Stored data
######

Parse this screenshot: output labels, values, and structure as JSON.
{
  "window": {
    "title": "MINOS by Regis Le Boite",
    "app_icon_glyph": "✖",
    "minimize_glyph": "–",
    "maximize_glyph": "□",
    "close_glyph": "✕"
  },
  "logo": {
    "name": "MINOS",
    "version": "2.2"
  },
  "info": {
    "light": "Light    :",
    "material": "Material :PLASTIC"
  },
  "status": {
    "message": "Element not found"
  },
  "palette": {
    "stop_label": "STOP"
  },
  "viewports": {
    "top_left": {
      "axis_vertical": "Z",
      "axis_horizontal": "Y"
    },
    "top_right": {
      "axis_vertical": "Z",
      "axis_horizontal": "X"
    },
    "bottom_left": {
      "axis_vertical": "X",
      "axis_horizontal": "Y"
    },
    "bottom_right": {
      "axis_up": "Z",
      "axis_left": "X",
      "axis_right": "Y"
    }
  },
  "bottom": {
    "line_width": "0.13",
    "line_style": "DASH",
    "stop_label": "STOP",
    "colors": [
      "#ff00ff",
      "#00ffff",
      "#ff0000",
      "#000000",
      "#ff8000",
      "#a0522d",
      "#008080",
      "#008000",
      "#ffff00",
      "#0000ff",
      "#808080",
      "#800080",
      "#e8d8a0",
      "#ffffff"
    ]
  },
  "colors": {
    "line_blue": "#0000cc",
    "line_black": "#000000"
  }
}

######

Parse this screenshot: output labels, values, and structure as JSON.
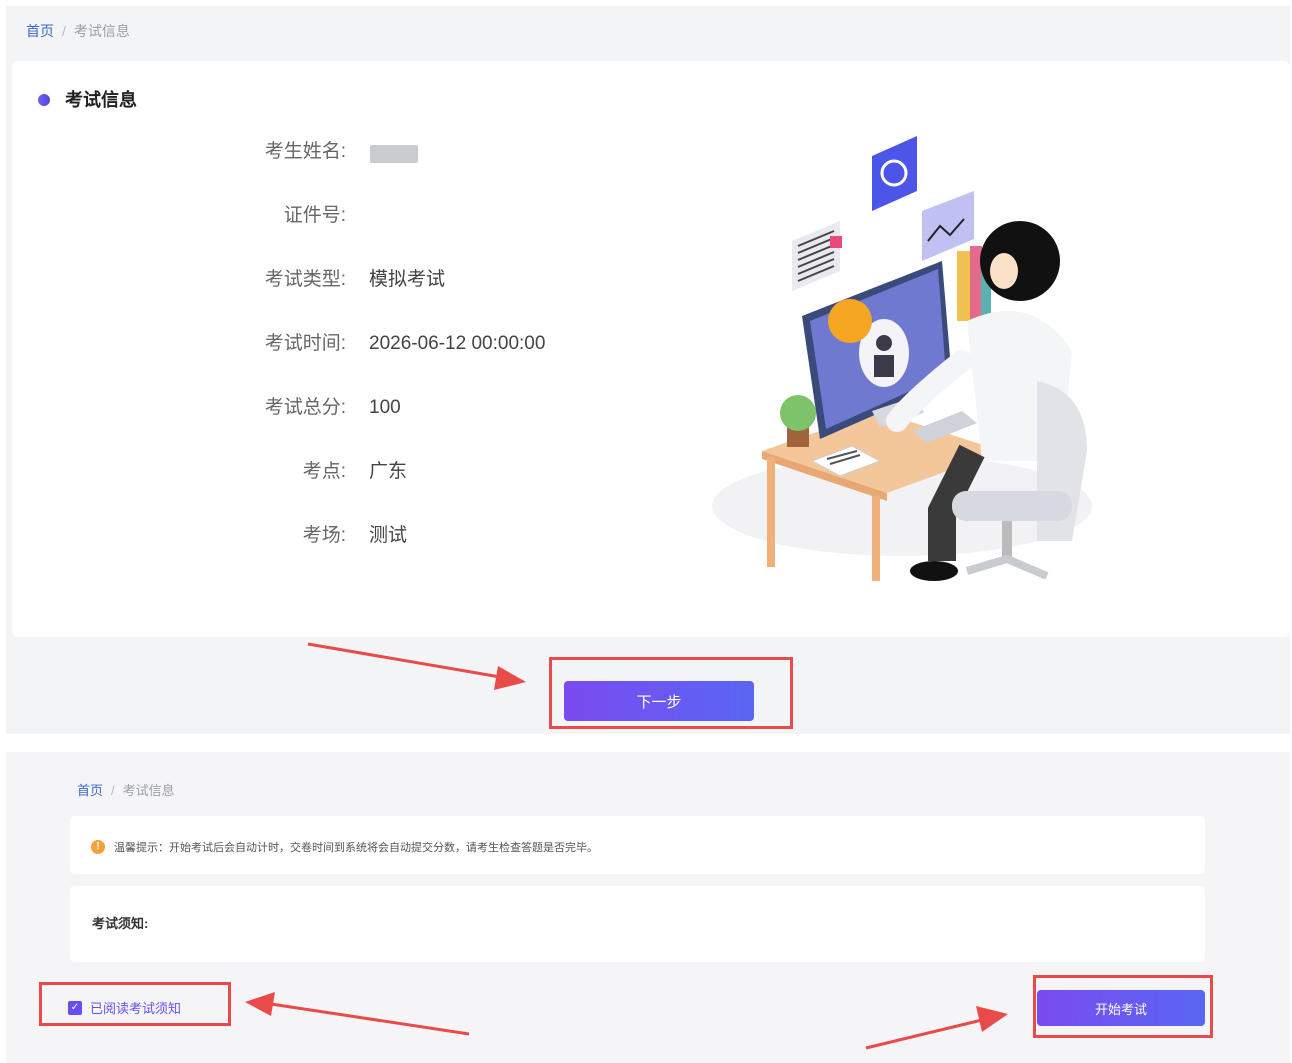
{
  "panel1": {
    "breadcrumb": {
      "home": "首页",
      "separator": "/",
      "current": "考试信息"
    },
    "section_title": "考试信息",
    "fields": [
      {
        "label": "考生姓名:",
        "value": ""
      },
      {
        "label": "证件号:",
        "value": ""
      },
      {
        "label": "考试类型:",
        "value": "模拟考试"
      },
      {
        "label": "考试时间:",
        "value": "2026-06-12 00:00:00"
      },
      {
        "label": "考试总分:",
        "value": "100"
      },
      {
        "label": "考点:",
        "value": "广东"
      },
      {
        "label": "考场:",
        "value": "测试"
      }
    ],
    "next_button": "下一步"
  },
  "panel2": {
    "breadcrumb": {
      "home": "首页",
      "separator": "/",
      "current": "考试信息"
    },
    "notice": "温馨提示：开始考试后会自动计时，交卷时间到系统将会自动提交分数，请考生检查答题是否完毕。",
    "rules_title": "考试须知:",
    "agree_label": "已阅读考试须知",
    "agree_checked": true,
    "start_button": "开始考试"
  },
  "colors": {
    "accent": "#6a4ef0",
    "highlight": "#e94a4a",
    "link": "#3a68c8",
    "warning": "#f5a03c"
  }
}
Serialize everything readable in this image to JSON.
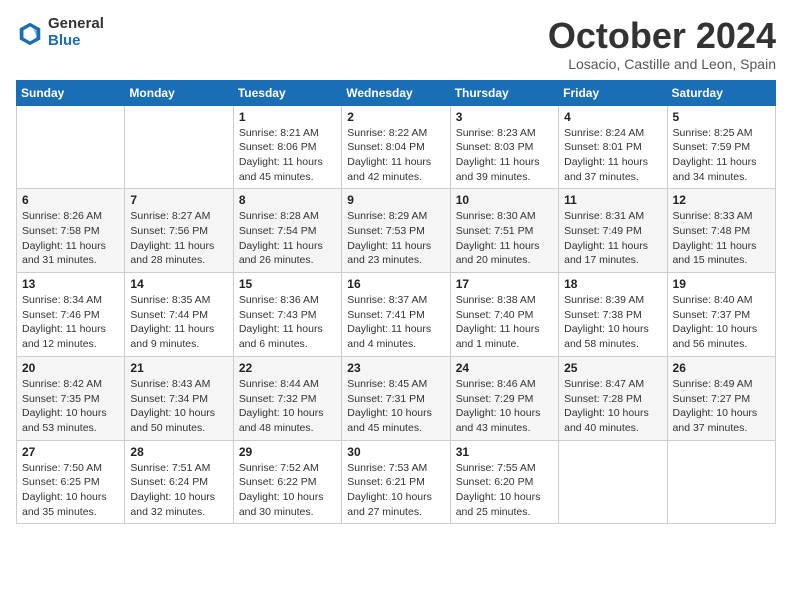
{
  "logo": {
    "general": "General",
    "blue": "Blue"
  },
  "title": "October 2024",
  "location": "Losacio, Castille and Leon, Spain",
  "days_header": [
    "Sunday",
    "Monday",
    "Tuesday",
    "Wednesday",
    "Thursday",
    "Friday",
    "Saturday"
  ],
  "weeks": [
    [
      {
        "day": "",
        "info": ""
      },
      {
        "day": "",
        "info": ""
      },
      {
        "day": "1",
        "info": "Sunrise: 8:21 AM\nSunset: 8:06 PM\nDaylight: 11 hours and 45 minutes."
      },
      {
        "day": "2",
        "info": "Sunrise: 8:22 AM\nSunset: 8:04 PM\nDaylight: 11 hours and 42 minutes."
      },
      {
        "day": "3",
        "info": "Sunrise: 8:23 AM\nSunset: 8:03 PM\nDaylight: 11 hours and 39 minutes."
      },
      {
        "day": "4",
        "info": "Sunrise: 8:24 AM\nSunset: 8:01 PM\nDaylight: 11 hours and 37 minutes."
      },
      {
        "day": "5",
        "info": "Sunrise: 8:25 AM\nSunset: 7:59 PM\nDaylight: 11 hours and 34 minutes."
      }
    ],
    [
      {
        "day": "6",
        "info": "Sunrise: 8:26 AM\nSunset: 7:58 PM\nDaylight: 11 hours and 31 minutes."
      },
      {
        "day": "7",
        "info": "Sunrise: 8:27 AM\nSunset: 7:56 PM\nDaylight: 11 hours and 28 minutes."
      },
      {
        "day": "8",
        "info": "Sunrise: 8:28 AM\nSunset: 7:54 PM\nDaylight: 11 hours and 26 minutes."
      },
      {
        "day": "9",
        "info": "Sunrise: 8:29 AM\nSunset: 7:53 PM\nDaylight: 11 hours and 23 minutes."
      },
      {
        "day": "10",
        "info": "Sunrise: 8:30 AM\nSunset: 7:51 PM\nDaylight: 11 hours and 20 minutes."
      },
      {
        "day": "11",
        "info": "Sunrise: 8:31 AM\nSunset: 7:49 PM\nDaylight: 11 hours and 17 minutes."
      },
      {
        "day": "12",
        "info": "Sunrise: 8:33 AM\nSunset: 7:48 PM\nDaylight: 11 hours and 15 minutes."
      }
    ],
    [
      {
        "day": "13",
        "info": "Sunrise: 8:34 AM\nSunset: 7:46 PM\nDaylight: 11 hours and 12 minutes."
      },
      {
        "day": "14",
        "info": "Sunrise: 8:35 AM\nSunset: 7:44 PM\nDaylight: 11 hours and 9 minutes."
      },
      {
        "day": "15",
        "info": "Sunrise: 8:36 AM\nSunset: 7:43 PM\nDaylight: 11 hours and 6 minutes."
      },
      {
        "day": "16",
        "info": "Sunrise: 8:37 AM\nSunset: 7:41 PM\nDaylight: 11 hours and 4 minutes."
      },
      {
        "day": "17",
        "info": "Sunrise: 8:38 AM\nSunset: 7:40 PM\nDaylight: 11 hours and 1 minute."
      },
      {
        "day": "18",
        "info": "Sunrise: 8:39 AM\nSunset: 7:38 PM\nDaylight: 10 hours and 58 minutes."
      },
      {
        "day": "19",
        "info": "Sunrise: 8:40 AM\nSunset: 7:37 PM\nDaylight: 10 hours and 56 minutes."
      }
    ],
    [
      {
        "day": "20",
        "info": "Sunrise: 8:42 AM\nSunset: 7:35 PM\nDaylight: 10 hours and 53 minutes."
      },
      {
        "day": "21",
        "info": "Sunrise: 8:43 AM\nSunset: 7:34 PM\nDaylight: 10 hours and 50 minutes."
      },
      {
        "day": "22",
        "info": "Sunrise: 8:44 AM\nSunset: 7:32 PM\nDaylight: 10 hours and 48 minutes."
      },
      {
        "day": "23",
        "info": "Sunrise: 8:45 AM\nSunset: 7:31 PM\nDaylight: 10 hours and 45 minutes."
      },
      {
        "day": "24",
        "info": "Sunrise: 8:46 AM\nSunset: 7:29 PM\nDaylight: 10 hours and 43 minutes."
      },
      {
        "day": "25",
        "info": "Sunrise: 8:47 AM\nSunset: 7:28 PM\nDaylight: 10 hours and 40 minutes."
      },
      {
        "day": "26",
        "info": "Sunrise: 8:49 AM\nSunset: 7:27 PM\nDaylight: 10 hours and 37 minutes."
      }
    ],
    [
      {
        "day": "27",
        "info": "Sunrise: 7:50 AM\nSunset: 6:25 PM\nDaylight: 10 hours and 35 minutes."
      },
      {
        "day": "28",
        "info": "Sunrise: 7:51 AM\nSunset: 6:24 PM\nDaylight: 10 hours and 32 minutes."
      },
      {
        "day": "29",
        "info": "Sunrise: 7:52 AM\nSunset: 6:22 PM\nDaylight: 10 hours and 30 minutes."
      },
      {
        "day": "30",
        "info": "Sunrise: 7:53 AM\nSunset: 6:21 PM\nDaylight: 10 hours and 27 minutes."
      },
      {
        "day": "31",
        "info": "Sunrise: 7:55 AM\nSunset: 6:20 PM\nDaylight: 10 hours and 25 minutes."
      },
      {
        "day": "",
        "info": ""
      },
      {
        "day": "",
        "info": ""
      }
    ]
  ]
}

######

Exercise description
Return a copy of every line that includes the word "MINOS".

Result of the task
    "title": "MINOS by Regis Le Boite",
    "name": "MINOS",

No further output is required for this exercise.